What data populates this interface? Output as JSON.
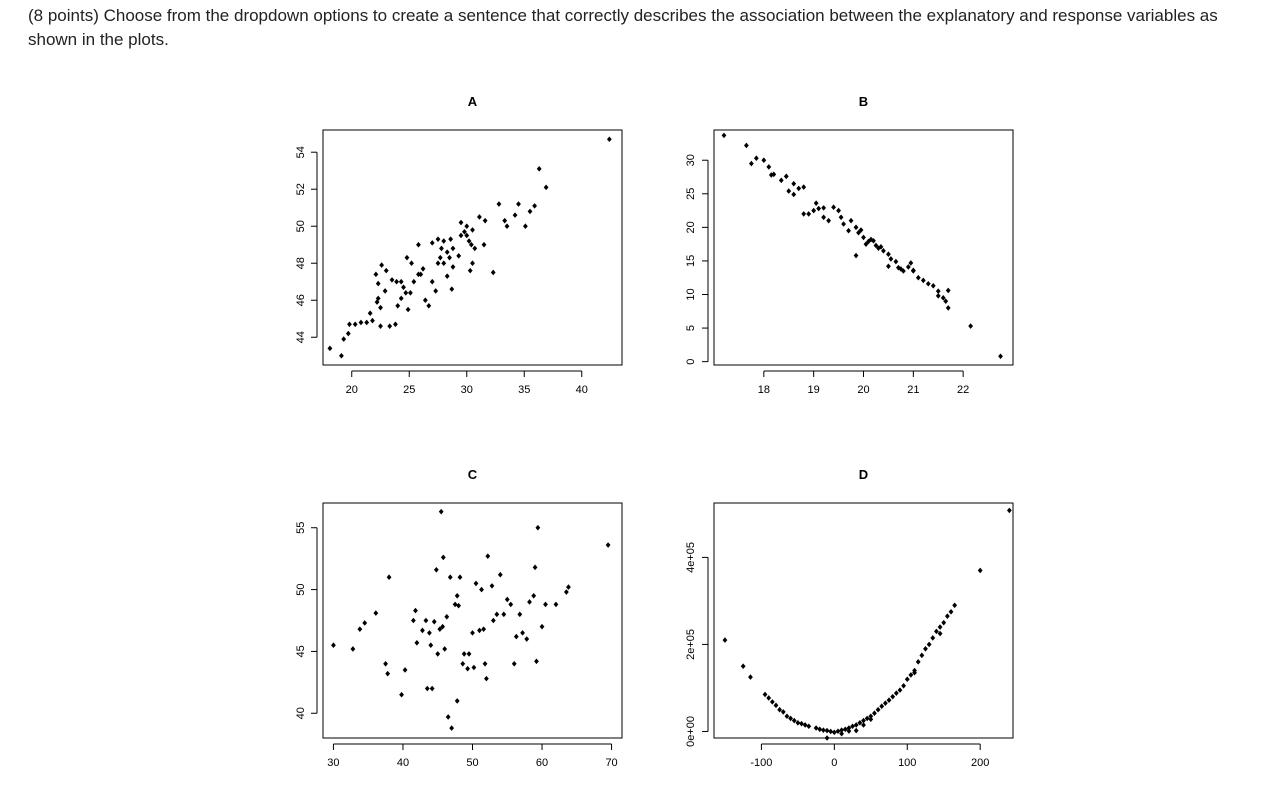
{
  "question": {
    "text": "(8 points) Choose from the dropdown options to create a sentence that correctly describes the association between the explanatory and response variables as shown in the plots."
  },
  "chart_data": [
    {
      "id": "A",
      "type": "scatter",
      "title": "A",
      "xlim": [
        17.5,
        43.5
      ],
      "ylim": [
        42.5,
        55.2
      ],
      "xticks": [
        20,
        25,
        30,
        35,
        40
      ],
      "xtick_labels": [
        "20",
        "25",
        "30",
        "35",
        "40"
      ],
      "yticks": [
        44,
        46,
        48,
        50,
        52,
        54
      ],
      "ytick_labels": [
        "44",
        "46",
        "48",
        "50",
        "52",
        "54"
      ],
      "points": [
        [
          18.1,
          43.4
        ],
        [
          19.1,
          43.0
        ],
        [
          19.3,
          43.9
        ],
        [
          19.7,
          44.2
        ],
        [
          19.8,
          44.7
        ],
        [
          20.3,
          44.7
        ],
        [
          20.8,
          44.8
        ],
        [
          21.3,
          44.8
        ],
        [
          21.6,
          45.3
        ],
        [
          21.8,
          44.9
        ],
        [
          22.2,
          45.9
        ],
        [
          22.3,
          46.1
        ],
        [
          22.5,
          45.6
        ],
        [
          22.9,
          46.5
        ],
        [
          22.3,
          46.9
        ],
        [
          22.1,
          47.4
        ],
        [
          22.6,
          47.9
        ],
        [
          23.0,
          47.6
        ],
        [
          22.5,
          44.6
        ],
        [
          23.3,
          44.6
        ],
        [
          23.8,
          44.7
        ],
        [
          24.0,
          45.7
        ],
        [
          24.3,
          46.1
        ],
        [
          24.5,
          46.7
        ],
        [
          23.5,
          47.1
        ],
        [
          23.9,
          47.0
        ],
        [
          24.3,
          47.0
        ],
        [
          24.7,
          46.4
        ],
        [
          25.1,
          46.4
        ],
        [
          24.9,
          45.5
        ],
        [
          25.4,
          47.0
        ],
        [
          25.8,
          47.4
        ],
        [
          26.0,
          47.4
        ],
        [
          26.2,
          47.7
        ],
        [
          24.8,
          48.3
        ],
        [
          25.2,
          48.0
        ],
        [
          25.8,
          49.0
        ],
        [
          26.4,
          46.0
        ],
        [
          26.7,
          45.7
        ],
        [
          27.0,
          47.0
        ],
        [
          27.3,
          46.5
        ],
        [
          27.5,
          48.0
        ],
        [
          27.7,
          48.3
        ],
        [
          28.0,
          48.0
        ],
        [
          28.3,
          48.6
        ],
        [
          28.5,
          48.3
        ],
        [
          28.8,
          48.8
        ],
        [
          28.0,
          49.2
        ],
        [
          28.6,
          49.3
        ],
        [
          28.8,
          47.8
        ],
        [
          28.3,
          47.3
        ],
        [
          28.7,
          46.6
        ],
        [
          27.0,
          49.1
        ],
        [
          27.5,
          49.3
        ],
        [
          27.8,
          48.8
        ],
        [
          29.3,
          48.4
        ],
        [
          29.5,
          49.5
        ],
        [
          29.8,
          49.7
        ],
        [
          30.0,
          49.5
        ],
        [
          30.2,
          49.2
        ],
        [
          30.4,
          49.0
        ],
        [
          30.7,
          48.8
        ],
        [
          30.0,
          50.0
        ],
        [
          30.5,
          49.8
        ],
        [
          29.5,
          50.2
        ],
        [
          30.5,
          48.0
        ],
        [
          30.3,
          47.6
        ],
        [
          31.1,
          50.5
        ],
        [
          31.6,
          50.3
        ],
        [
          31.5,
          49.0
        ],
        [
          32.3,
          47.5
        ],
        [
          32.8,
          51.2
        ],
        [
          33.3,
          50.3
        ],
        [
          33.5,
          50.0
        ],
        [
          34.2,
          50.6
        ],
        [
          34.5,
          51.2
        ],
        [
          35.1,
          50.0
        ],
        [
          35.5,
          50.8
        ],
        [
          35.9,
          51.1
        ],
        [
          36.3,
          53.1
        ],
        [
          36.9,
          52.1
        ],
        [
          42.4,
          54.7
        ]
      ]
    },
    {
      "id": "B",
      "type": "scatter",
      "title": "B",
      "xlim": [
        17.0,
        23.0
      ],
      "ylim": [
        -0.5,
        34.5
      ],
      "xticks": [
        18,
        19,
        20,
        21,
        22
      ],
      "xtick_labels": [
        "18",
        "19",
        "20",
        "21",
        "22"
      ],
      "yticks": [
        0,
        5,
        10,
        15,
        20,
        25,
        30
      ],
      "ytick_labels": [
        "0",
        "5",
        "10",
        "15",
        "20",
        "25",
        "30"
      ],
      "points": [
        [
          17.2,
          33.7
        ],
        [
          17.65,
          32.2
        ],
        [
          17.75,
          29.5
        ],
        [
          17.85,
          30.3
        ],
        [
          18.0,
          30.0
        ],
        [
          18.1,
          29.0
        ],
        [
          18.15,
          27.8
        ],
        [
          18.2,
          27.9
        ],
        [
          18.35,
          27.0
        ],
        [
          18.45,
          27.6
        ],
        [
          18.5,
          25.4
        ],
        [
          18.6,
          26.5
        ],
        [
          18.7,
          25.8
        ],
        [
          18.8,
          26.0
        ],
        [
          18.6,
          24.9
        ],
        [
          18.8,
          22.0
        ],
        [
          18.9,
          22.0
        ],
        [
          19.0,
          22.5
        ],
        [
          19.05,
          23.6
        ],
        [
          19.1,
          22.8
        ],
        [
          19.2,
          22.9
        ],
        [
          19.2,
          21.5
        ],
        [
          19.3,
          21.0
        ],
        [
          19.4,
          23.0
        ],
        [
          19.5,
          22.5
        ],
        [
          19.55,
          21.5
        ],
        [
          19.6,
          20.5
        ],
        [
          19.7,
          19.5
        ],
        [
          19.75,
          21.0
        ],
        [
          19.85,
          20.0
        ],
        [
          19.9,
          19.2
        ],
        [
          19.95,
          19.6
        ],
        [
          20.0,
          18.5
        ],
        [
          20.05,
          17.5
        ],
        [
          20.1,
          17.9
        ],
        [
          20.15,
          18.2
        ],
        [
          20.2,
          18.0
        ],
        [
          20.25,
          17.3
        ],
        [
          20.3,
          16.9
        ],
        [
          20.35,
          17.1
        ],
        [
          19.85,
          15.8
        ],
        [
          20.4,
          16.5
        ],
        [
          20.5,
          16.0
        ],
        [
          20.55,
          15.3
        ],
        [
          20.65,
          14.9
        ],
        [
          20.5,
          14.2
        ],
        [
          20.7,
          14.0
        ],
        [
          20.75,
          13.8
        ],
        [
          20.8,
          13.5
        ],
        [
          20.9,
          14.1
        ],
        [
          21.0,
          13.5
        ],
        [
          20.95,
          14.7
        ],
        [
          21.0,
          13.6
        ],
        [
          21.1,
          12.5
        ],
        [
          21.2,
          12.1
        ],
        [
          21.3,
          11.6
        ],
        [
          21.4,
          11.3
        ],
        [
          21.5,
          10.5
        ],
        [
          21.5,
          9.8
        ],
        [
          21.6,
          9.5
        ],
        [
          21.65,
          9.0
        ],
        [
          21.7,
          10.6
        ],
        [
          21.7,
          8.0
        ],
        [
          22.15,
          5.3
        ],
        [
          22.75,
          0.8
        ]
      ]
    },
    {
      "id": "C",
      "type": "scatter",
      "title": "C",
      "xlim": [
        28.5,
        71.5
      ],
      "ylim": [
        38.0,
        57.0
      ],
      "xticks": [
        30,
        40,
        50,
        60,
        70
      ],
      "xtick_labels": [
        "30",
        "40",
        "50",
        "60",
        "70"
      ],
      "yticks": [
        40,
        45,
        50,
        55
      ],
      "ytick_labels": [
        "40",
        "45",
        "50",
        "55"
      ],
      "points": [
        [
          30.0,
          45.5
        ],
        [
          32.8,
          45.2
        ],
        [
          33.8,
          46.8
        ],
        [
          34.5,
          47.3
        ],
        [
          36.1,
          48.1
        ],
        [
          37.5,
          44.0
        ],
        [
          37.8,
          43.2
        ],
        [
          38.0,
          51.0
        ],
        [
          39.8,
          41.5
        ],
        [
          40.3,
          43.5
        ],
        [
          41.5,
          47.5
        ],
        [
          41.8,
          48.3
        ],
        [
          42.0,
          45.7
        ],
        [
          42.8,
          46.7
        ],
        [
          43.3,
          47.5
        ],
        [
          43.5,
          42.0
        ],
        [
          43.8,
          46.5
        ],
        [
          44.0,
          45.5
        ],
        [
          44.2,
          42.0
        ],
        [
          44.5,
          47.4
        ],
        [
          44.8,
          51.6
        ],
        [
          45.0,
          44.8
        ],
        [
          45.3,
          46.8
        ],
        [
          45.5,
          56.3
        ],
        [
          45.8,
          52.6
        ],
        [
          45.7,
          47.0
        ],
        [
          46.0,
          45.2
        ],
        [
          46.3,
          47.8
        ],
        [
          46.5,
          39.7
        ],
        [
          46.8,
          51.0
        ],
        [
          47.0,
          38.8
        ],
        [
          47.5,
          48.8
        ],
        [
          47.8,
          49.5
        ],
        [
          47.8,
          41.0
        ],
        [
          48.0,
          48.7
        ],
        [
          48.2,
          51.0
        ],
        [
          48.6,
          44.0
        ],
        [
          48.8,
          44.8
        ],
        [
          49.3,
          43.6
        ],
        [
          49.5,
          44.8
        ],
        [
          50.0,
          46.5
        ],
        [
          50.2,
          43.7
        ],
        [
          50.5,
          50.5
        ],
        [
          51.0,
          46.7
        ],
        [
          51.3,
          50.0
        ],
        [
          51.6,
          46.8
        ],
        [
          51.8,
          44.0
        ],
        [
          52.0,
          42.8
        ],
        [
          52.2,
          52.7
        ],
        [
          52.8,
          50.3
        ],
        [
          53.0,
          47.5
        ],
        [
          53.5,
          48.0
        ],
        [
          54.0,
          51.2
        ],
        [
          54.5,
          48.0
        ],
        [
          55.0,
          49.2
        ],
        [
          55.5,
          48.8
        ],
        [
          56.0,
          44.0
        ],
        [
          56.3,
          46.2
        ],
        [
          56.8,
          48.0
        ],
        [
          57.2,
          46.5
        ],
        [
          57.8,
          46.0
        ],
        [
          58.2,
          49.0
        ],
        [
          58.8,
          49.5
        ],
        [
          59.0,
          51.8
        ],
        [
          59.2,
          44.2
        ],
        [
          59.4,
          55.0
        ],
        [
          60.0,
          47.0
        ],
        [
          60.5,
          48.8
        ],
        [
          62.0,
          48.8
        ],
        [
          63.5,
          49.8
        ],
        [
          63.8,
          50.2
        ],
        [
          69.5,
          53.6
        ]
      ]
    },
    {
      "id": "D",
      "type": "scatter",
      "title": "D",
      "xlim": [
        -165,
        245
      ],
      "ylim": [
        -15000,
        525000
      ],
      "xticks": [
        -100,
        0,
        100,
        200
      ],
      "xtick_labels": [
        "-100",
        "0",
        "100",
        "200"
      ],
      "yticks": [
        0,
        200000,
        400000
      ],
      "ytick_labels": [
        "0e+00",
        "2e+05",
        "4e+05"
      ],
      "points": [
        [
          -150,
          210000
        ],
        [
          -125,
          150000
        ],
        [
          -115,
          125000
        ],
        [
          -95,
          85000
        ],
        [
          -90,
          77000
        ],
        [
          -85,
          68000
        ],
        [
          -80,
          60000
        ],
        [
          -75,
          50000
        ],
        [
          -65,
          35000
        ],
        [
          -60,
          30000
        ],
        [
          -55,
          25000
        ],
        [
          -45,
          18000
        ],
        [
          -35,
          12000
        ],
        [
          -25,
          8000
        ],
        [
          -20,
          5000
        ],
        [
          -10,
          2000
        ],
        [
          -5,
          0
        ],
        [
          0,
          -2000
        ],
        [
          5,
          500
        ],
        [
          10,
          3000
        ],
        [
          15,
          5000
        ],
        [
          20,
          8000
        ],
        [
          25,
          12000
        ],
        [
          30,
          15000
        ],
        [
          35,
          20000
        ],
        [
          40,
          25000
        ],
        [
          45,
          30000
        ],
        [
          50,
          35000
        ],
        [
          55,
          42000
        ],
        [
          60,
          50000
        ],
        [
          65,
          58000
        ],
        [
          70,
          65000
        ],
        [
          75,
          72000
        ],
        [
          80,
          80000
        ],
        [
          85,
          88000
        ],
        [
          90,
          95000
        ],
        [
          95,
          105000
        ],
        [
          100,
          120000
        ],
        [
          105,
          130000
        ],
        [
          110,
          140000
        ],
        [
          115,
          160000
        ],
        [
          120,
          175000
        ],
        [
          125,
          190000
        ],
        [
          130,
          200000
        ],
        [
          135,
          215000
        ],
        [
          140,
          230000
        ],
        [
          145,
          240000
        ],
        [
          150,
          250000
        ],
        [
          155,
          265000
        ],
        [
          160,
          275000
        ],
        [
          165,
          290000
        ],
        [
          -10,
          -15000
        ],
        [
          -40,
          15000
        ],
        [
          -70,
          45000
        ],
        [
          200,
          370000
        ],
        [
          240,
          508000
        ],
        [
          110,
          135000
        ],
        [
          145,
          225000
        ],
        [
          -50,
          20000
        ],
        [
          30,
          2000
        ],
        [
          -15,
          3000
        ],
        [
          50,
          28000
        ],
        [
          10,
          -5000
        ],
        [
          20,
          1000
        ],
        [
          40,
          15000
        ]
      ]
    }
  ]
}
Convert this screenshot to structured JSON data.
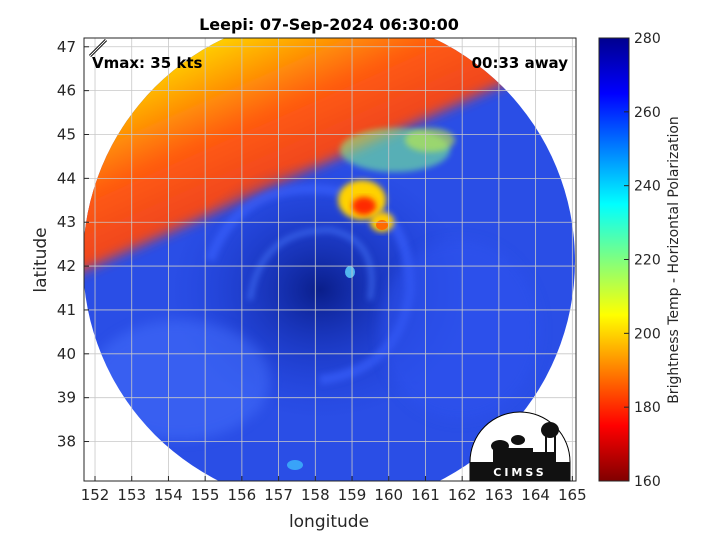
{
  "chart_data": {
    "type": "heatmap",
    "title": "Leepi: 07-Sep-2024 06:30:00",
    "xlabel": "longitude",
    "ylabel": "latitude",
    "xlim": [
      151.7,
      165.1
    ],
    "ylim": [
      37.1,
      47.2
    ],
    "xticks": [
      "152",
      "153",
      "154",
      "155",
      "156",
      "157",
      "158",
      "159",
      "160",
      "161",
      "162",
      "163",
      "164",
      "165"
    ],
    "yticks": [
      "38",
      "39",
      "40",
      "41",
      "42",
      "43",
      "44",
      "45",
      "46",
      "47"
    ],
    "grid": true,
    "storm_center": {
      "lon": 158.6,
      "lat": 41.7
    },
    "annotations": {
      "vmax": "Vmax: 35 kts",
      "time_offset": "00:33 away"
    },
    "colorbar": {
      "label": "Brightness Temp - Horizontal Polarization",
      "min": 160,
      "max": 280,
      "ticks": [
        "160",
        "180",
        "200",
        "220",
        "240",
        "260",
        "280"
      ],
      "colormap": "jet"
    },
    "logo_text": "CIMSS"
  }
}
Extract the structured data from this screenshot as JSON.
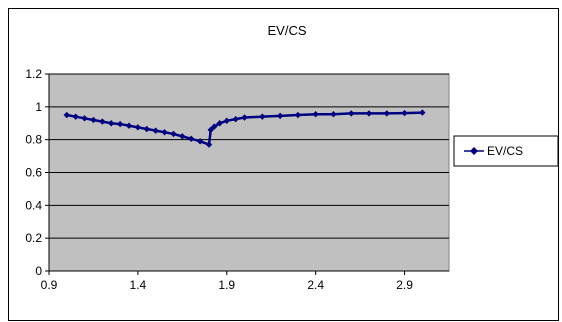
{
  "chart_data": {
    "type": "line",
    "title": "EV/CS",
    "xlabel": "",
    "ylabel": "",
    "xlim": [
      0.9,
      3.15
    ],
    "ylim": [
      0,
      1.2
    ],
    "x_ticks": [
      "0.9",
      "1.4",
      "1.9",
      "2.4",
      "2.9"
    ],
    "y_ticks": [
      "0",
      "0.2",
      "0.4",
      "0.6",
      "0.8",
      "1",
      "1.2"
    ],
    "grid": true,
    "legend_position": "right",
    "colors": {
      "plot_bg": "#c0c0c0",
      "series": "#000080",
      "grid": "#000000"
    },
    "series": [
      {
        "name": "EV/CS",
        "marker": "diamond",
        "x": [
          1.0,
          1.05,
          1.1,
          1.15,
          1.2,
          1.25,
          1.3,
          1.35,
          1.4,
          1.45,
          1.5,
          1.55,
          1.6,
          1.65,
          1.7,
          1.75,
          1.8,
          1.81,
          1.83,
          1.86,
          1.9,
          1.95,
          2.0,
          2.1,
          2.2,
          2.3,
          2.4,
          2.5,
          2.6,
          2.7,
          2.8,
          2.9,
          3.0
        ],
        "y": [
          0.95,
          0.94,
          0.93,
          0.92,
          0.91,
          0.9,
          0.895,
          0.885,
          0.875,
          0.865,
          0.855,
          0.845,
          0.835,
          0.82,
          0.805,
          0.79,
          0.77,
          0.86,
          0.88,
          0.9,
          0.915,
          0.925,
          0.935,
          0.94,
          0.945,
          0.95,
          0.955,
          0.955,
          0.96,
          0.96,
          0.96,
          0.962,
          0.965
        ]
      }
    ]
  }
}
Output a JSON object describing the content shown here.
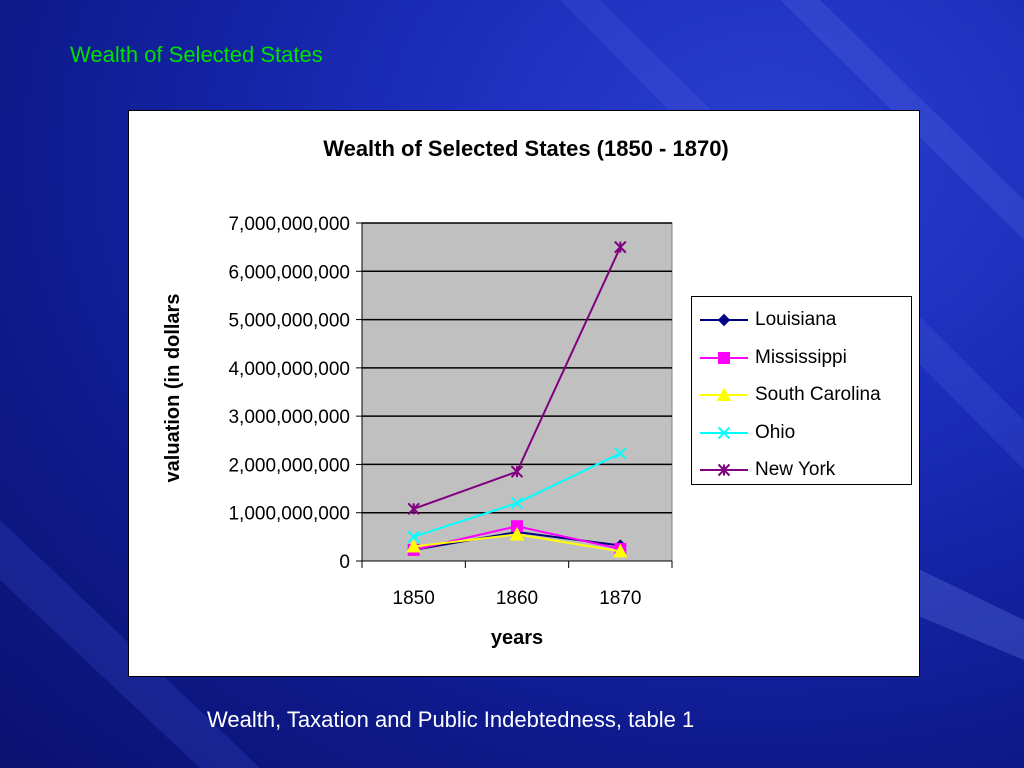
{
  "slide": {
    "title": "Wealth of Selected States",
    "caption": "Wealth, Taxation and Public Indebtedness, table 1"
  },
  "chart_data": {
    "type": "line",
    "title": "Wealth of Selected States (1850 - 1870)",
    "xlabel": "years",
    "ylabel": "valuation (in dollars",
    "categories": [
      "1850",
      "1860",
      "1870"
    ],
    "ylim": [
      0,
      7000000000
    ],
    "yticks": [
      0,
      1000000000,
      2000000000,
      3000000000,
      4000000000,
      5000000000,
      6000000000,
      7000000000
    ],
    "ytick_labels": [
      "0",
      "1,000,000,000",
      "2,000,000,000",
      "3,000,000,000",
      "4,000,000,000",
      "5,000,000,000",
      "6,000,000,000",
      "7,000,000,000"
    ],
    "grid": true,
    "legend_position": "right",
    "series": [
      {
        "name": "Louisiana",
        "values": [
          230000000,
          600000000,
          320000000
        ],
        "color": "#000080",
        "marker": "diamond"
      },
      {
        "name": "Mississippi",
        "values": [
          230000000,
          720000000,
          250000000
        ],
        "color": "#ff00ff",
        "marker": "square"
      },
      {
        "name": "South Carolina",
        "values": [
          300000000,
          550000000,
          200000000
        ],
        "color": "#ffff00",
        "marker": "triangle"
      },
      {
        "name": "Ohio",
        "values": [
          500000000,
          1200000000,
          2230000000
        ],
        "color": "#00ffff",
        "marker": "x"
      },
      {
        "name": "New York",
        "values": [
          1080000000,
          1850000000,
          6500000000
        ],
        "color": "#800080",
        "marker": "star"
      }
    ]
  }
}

* * * * * * *

Locate the lines above that hold the word "JSON". Show every one of them.

What data populates this interface? Output as JSON.
Convert this screenshot to structured JSON data.
Extract the structured data from this screenshot as JSON.
Output a JSON object describing the content shown here.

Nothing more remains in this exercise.